Available data:
• • •
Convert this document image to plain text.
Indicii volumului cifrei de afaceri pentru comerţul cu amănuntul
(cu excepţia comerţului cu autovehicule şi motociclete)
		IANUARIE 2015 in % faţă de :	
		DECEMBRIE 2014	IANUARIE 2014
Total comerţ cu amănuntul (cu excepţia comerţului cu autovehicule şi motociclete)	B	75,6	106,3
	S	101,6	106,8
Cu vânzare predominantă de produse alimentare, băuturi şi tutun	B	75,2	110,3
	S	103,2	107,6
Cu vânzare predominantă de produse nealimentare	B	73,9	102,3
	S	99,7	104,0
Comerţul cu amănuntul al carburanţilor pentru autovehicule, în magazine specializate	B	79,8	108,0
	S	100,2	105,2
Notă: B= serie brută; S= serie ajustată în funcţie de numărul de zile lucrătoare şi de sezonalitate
• • •
What you will do: Set down all of the records shown above once more, exactly.

Finished answer:
Convert this document image to plain text.
Indicii volumului cifrei de afaceri pentru comerţul cu amănuntul
(cu excepţia comerţului cu autovehicule şi motociclete)
		IANUARIE 2015 in % faţă de :	
		DECEMBRIE 2014	IANUARIE 2014
Total comerţ cu amănuntul (cu excepţia comerţului cu autovehicule şi motociclete)	B	75,6	106,3
	S	101,6	106,8
Cu vânzare predominantă de produse alimentare, băuturi şi tutun	B	75,2	110,3
	S	103,2	107,6
Cu vânzare predominantă de produse nealimentare	B	73,9	102,3
	S	99,7	104,0
Comerţul cu amănuntul al carburanţilor pentru autovehicule, în magazine specializate	B	79,8	108,0
	S	100,2	105,2
Notă: B= serie brută; S= serie ajustată în funcţie de numărul de zile lucrătoare şi de sezonalitate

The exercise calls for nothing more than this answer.